:: RECORDS FOR THE EXERCISE ::
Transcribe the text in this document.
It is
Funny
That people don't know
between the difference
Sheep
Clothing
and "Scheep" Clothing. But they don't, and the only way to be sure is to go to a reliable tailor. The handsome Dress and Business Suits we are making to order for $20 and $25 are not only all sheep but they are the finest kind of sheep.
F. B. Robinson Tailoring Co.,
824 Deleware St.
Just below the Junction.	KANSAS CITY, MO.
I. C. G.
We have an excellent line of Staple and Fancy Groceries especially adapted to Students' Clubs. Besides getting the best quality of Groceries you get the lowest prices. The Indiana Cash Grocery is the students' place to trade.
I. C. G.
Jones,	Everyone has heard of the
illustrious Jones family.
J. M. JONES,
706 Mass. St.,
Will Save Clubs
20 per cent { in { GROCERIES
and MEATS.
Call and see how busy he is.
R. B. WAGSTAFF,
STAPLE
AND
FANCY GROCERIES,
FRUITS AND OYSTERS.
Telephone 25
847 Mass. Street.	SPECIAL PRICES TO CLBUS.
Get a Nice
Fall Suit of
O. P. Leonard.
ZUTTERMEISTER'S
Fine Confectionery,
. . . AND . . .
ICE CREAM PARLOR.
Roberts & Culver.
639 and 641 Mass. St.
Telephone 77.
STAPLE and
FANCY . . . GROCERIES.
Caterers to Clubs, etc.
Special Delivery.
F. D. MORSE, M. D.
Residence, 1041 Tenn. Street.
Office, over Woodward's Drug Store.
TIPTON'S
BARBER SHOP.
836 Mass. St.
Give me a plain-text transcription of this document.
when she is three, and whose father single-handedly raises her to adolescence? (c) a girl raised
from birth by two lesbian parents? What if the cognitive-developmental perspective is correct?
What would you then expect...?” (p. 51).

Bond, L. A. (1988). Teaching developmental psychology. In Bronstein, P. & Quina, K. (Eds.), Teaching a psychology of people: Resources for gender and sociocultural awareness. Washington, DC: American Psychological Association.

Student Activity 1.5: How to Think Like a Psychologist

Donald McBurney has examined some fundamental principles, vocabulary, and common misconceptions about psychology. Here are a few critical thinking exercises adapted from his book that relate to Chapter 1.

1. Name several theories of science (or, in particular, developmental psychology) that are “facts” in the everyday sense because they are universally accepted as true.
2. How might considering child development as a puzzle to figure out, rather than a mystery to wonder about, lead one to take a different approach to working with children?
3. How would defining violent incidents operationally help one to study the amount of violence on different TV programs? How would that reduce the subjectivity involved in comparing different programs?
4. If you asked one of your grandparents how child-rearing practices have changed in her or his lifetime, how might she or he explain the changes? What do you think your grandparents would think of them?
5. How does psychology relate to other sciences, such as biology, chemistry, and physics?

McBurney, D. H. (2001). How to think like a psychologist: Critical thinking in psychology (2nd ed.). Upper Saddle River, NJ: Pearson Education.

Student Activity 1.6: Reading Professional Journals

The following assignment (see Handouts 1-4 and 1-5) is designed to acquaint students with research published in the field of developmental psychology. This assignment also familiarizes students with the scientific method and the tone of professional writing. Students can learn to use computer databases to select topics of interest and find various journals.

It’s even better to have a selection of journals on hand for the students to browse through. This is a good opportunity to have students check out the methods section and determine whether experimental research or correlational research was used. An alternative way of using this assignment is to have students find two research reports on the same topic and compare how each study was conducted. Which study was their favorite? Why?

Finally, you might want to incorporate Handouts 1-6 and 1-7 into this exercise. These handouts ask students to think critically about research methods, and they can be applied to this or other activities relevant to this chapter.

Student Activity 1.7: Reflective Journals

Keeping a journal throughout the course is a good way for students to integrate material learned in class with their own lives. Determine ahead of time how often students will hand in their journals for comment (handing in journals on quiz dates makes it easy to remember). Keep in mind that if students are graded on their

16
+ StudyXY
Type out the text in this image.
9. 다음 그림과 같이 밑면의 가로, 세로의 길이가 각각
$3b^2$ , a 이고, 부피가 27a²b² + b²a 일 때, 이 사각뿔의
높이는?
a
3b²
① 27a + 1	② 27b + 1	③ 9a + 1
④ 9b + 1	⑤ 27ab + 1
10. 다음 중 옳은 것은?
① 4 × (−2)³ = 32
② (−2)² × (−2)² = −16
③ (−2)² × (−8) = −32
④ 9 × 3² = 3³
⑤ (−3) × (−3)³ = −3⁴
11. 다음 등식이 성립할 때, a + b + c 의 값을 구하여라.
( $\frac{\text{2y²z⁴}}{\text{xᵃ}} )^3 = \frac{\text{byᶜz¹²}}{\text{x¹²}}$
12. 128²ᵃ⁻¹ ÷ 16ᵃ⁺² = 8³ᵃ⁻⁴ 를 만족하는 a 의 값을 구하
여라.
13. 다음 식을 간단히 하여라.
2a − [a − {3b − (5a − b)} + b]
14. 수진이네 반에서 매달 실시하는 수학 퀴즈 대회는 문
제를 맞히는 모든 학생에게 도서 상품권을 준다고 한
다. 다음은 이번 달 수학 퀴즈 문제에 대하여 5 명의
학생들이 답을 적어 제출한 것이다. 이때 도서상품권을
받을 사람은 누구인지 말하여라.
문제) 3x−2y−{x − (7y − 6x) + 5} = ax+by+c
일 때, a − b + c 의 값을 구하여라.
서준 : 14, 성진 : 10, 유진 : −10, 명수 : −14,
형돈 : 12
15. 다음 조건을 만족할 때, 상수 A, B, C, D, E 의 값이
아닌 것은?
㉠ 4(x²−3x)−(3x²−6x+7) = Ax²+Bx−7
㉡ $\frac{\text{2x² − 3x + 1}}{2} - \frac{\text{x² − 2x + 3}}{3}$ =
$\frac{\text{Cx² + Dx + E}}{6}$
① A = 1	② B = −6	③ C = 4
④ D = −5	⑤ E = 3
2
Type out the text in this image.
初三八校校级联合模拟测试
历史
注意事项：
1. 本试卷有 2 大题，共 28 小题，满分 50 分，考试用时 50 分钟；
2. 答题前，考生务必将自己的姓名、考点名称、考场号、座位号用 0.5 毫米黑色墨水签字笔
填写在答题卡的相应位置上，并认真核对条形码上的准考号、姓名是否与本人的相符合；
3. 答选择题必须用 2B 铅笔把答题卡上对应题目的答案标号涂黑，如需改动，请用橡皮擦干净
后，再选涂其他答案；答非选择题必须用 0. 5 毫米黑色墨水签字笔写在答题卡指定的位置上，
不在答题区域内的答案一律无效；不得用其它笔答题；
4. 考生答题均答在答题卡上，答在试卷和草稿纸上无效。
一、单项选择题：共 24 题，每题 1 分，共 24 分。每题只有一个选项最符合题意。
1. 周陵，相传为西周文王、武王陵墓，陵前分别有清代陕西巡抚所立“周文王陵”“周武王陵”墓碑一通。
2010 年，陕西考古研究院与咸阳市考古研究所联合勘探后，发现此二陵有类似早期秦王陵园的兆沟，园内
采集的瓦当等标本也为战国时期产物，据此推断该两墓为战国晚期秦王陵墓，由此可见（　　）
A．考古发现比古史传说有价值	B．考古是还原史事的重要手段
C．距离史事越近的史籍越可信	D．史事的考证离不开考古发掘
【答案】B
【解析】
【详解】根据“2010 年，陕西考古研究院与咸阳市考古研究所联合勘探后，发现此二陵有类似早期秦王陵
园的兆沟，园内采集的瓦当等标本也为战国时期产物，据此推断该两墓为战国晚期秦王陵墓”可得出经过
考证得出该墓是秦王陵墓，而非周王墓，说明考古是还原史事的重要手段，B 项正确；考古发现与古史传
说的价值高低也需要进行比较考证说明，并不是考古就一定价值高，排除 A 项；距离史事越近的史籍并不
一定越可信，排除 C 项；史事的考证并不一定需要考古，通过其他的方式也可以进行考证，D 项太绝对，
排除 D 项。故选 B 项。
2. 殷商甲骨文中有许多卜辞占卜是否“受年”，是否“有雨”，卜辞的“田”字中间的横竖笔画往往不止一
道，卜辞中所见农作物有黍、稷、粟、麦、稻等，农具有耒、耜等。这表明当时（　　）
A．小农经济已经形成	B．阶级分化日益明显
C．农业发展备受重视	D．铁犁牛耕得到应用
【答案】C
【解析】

:: TASK DESCRIPTION ::
Filter the listing for the word "document" and copy every line that holds it.

:: ANSWER FOR THE TASK ::
Transcribe the text in this document.
Give me a plain-text transcription of this document.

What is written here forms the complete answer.